>> START INPUT RECORDS

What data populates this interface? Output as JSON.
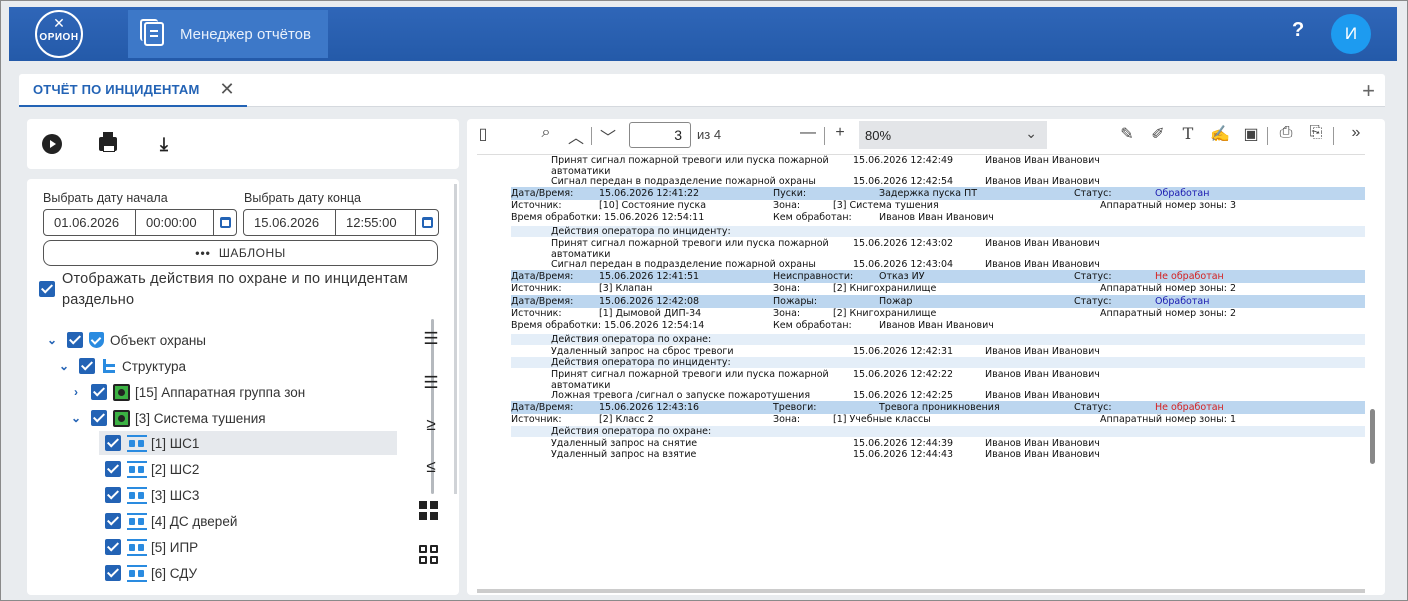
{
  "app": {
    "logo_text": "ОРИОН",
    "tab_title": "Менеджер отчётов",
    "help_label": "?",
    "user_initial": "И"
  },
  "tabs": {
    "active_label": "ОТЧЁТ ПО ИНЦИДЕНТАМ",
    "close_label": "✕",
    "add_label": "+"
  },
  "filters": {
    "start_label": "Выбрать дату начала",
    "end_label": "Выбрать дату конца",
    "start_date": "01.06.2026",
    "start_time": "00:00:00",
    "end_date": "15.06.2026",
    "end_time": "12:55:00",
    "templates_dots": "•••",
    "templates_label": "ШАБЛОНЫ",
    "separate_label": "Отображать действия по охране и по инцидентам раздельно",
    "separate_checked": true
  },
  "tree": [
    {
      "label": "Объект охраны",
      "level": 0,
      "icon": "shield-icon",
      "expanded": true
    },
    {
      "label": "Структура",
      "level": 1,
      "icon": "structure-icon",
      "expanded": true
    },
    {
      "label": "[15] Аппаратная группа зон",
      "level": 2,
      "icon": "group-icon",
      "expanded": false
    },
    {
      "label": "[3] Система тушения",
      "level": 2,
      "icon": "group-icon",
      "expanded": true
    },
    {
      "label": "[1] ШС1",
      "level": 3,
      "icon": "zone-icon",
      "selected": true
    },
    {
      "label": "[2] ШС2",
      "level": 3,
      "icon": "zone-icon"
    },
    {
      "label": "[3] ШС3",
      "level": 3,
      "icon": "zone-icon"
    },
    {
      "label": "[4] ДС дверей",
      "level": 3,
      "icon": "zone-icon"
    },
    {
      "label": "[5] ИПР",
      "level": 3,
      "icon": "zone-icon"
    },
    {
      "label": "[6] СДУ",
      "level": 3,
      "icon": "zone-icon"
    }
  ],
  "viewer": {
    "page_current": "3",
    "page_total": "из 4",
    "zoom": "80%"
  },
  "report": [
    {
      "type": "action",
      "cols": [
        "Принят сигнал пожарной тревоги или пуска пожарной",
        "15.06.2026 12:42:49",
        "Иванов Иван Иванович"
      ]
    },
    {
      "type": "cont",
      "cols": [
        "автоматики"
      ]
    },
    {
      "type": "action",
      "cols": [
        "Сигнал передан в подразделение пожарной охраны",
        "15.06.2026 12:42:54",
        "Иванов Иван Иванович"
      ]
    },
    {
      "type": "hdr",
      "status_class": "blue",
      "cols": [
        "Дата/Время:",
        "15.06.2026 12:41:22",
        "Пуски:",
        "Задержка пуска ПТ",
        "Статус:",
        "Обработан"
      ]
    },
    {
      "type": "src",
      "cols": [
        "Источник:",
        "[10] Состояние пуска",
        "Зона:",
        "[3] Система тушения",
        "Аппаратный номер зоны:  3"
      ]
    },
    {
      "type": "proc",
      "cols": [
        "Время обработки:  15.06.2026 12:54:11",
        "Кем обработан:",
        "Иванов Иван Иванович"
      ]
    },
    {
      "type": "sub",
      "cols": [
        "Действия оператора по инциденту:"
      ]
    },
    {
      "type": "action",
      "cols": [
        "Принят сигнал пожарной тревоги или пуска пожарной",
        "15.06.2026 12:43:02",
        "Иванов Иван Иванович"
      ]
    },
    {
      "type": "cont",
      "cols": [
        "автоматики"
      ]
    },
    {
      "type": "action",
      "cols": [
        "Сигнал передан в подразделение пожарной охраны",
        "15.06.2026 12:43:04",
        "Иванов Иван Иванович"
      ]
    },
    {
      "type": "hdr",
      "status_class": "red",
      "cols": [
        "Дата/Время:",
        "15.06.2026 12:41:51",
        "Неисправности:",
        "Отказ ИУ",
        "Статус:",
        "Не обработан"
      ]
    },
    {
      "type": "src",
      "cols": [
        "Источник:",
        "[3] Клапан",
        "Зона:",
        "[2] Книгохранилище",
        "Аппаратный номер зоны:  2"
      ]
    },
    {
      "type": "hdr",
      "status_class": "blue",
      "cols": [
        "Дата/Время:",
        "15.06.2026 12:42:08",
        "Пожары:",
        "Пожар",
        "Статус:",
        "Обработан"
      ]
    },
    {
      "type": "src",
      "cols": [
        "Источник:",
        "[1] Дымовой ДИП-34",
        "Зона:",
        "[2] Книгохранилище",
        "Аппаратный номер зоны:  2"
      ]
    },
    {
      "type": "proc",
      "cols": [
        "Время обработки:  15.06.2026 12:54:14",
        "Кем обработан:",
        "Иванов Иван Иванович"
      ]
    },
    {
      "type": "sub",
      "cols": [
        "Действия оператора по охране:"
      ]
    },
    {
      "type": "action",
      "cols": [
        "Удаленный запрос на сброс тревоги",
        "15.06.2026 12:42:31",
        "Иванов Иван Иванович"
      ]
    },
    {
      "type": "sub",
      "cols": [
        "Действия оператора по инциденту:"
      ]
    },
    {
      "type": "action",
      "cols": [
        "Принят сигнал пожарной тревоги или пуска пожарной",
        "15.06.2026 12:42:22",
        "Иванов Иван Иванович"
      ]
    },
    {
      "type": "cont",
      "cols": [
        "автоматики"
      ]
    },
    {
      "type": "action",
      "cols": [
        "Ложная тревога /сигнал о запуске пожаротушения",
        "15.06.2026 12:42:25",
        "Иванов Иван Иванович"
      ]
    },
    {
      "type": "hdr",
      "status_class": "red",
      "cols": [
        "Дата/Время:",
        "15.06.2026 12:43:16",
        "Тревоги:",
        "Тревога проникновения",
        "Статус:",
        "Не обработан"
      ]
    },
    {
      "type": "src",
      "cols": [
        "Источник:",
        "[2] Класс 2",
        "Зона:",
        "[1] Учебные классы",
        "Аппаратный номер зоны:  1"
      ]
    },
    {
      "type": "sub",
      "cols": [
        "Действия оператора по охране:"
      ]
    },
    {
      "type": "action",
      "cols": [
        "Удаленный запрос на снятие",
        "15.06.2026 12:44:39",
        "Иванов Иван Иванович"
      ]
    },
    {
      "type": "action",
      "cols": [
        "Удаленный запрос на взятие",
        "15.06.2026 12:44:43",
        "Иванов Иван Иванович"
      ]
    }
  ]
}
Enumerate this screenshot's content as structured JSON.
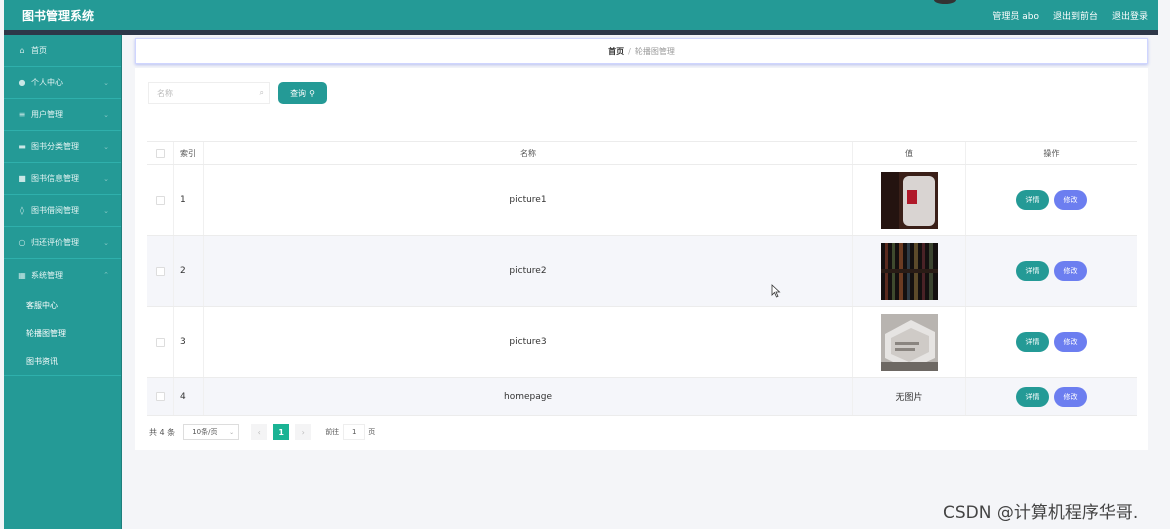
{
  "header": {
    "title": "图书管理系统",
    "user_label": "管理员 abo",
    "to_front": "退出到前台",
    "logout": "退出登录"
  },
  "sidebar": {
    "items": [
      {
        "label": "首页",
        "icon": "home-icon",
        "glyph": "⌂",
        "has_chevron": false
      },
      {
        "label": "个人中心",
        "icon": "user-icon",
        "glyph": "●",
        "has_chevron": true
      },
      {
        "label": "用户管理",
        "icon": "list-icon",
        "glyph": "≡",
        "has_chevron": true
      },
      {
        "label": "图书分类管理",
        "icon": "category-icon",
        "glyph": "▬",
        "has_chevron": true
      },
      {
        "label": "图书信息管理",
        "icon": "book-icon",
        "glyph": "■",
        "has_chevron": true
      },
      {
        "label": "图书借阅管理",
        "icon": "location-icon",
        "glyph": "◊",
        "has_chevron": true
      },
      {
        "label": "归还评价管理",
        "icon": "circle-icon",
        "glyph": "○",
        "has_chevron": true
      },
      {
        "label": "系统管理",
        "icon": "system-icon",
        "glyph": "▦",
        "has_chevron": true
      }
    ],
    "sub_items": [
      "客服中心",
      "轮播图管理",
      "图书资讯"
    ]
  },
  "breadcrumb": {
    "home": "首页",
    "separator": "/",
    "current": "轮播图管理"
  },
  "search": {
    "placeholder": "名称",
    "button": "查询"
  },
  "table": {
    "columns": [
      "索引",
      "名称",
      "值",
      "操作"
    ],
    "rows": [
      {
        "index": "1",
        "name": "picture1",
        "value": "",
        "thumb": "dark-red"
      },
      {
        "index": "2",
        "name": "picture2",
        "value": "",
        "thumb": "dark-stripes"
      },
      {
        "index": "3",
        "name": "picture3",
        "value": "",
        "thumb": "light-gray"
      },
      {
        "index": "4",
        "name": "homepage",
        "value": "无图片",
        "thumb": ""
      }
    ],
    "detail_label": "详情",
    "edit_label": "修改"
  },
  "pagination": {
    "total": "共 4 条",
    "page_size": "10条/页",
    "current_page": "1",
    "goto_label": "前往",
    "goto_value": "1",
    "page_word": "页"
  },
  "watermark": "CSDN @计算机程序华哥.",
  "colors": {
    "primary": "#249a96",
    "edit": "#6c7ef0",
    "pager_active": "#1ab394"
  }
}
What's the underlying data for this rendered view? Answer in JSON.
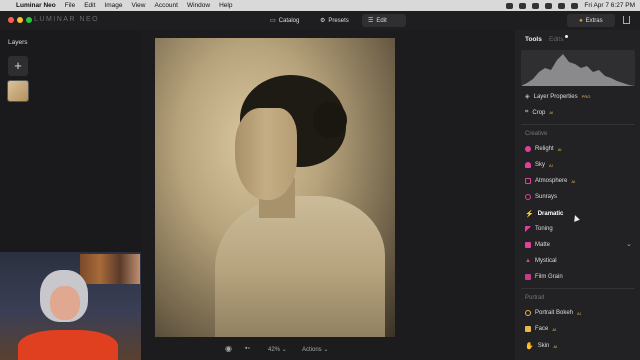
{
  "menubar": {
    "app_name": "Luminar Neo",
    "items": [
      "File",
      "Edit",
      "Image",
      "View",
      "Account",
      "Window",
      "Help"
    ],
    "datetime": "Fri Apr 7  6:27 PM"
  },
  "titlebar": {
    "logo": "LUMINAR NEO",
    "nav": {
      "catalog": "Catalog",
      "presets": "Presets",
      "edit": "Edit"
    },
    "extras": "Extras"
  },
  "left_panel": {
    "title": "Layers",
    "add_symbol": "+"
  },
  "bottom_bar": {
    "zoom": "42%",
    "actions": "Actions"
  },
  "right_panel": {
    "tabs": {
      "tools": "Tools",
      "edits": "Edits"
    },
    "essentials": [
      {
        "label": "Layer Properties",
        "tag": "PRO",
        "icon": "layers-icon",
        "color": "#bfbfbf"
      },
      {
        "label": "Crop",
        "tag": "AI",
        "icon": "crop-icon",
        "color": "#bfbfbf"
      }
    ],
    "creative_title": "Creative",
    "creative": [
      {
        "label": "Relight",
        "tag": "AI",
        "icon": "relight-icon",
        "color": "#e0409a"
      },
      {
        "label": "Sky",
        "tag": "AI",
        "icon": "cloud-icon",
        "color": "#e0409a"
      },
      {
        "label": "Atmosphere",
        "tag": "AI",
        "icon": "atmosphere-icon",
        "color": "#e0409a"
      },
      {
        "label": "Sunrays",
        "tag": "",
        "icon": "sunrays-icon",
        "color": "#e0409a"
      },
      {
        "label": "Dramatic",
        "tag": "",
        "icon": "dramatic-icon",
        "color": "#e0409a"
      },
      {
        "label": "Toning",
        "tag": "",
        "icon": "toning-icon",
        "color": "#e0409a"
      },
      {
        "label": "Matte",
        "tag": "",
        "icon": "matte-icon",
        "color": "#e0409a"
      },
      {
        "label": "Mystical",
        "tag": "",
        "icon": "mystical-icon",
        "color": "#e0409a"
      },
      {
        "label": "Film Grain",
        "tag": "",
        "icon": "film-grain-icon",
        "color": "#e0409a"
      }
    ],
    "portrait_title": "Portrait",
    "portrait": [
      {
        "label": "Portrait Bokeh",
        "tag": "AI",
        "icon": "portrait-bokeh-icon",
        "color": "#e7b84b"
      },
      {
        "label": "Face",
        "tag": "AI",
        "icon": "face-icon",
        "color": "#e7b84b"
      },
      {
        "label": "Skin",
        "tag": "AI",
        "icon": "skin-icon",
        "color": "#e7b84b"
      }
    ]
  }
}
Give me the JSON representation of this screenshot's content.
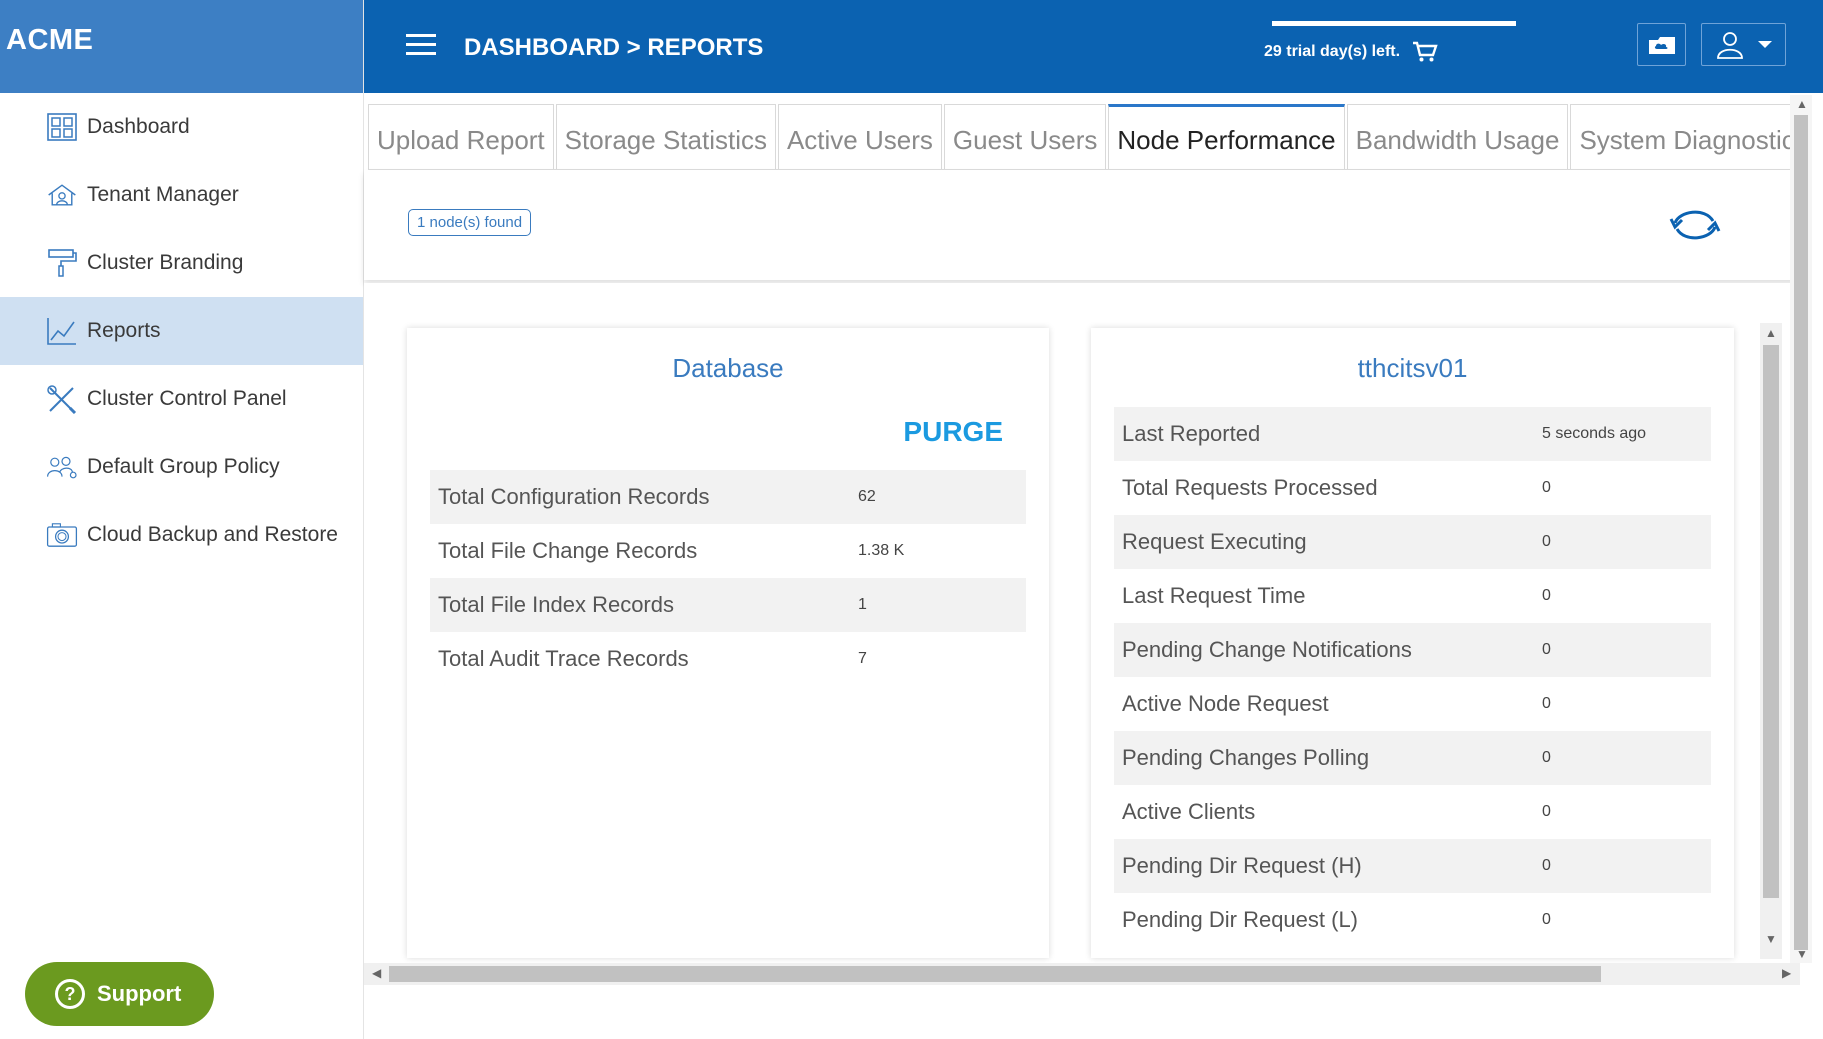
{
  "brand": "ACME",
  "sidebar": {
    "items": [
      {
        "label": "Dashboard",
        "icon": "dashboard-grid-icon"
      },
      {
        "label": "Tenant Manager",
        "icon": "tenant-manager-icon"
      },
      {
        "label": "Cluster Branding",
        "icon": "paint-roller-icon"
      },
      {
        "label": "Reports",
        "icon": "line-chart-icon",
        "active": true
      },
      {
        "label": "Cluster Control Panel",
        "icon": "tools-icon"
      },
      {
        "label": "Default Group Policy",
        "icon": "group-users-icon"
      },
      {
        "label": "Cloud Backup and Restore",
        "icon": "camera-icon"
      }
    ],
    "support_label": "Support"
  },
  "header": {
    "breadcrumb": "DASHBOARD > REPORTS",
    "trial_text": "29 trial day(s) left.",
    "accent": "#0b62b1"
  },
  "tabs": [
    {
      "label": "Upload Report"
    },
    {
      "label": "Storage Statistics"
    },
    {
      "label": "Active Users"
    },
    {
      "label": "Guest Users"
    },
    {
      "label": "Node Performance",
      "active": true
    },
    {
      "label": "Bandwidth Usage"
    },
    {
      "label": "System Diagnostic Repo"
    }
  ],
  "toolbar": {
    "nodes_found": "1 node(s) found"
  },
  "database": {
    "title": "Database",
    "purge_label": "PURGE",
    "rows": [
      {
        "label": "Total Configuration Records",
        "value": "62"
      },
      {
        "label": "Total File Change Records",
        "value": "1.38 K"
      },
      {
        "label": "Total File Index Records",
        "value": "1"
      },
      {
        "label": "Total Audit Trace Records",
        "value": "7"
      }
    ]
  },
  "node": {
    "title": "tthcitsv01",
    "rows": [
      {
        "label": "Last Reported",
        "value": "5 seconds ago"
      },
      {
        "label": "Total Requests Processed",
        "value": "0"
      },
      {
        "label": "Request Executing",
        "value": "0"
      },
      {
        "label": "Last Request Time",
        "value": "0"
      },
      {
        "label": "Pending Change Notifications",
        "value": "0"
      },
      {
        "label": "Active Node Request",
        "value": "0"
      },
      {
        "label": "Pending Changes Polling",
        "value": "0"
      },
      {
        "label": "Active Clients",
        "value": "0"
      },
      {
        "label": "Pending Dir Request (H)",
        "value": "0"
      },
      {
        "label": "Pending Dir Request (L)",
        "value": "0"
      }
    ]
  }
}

>> END INPUT RECORDS

● THE PROBLEM: Find the lines containing "зоны" and list every one of them.

● TASK ANSWER:
        "Аппаратный номер зоны:  3"
        "Аппаратный номер зоны:  2"
        "Аппаратный номер зоны:  2"
        "Аппаратный номер зоны:  1"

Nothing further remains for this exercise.